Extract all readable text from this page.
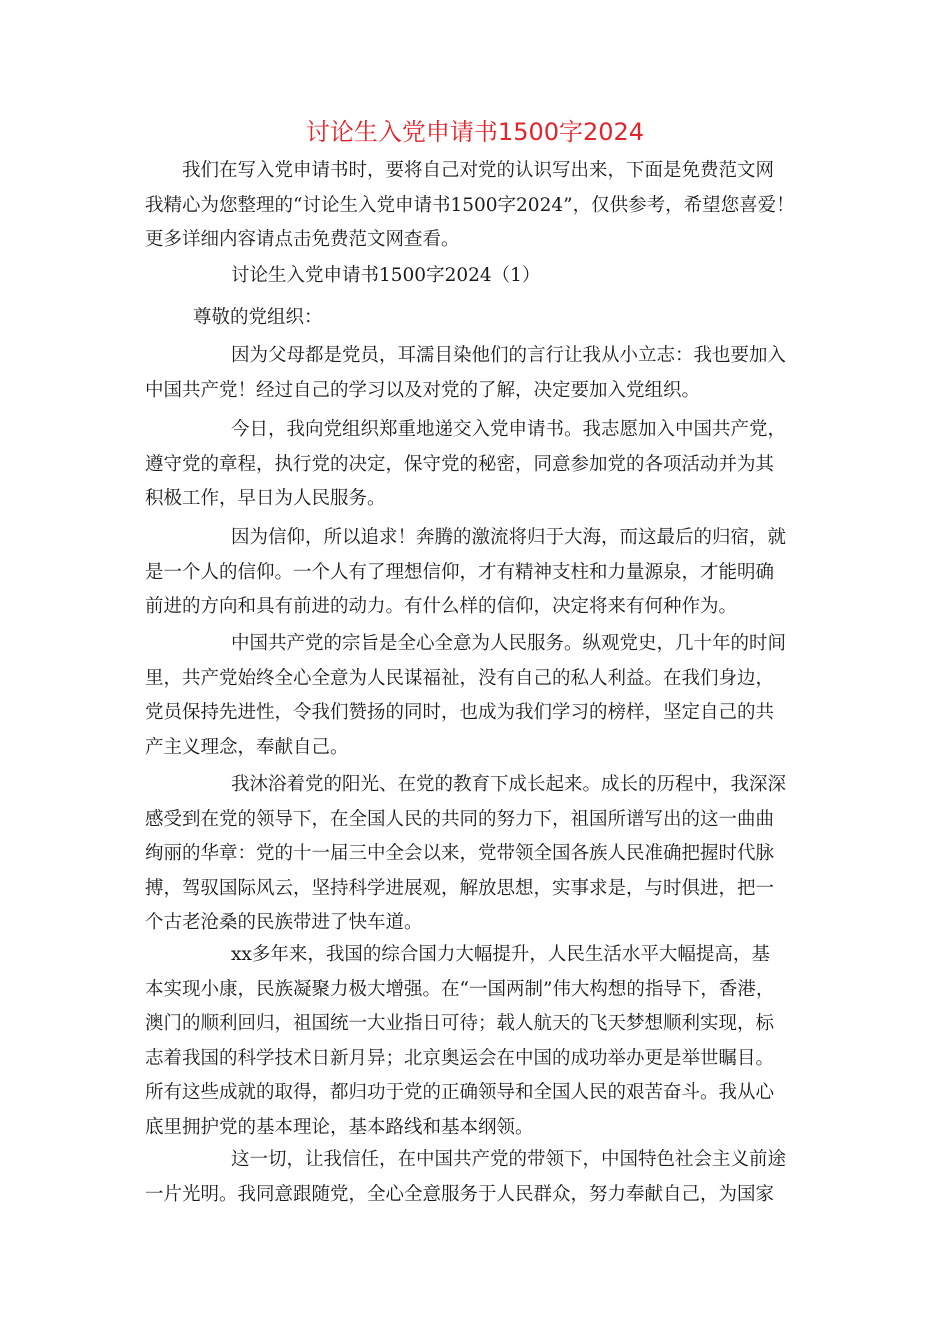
讨论生入党申请书1500字2024
　　我们在写入党申请书时，要将自己对党的认识写出来，下面是免费范文网
我精心为您整理的“讨论生入党申请书1500字2024”，仅供参考，希望您喜爱！
更多详细内容请点击免费范文网查看。
讨论生入党申请书1500字2024（1）
尊敬的党组织：
因为父母都是党员，耳濡目染他们的言行让我从小立志：我也要加入
中国共产党！经过自己的学习以及对党的了解，决定要加入党组织。
今日，我向党组织郑重地递交入党申请书。我志愿加入中国共产党，
遵守党的章程，执行党的决定，保守党的秘密，同意参加党的各项活动并为其
积极工作，早日为人民服务。
因为信仰，所以追求！奔腾的激流将归于大海，而这最后的归宿，就
是一个人的信仰。一个人有了理想信仰，才有精神支柱和力量源泉，才能明确
前进的方向和具有前进的动力。有什么样的信仰，决定将来有何种作为。
中国共产党的宗旨是全心全意为人民服务。纵观党史，几十年的时间
里，共产党始终全心全意为人民谋福祉，没有自己的私人利益。在我们身边，
党员保持先进性，令我们赞扬的同时，也成为我们学习的榜样，坚定自己的共
产主义理念，奉献自己。
我沐浴着党的阳光、在党的教育下成长起来。成长的历程中，我深深
感受到在党的领导下，在全国人民的共同的努力下，祖国所谱写出的这一曲曲
绚丽的华章：党的十一届三中全会以来，党带领全国各族人民准确把握时代脉
搏，驾驭国际风云，坚持科学进展观，解放思想，实事求是，与时俱进，把一
个古老沧桑的民族带进了快车道。
xx多年来，我国的综合国力大幅提升，人民生活水平大幅提高，基
本实现小康，民族凝聚力极大增强。在“一国两制”伟大构想的指导下，香港，
澳门的顺利回归，祖国统一大业指日可待；载人航天的飞天梦想顺利实现，标
志着我国的科学技术日新月异；北京奥运会在中国的成功举办更是举世瞩目。
所有这些成就的取得，都归功于党的正确领导和全国人民的艰苦奋斗。我从心
底里拥护党的基本理论，基本路线和基本纲领。
这一切，让我信任，在中国共产党的带领下，中国特色社会主义前途
一片光明。我同意跟随党，全心全意服务于人民群众，努力奉献自己，为国家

• Problem details
Copy every line of the data exactly as written, excluding the pictures.

• Result of the task
Extract all readable text from this page.
讨论生入党申请书1500字2024
　　我们在写入党申请书时，要将自己对党的认识写出来，下面是免费范文网
我精心为您整理的“讨论生入党申请书1500字2024”，仅供参考，希望您喜爱！
更多详细内容请点击免费范文网查看。
讨论生入党申请书1500字2024（1）
尊敬的党组织：
因为父母都是党员，耳濡目染他们的言行让我从小立志：我也要加入
中国共产党！经过自己的学习以及对党的了解，决定要加入党组织。
今日，我向党组织郑重地递交入党申请书。我志愿加入中国共产党，
遵守党的章程，执行党的决定，保守党的秘密，同意参加党的各项活动并为其
积极工作，早日为人民服务。
因为信仰，所以追求！奔腾的激流将归于大海，而这最后的归宿，就
是一个人的信仰。一个人有了理想信仰，才有精神支柱和力量源泉，才能明确
前进的方向和具有前进的动力。有什么样的信仰，决定将来有何种作为。
中国共产党的宗旨是全心全意为人民服务。纵观党史，几十年的时间
里，共产党始终全心全意为人民谋福祉，没有自己的私人利益。在我们身边，
党员保持先进性，令我们赞扬的同时，也成为我们学习的榜样，坚定自己的共
产主义理念，奉献自己。
我沐浴着党的阳光、在党的教育下成长起来。成长的历程中，我深深
感受到在党的领导下，在全国人民的共同的努力下，祖国所谱写出的这一曲曲
绚丽的华章：党的十一届三中全会以来，党带领全国各族人民准确把握时代脉
搏，驾驭国际风云，坚持科学进展观，解放思想，实事求是，与时俱进，把一
个古老沧桑的民族带进了快车道。
xx多年来，我国的综合国力大幅提升，人民生活水平大幅提高，基
本实现小康，民族凝聚力极大增强。在“一国两制”伟大构想的指导下，香港，
澳门的顺利回归，祖国统一大业指日可待；载人航天的飞天梦想顺利实现，标
志着我国的科学技术日新月异；北京奥运会在中国的成功举办更是举世瞩目。
所有这些成就的取得，都归功于党的正确领导和全国人民的艰苦奋斗。我从心
底里拥护党的基本理论，基本路线和基本纲领。
这一切，让我信任，在中国共产党的带领下，中国特色社会主义前途
一片光明。我同意跟随党，全心全意服务于人民群众，努力奉献自己，为国家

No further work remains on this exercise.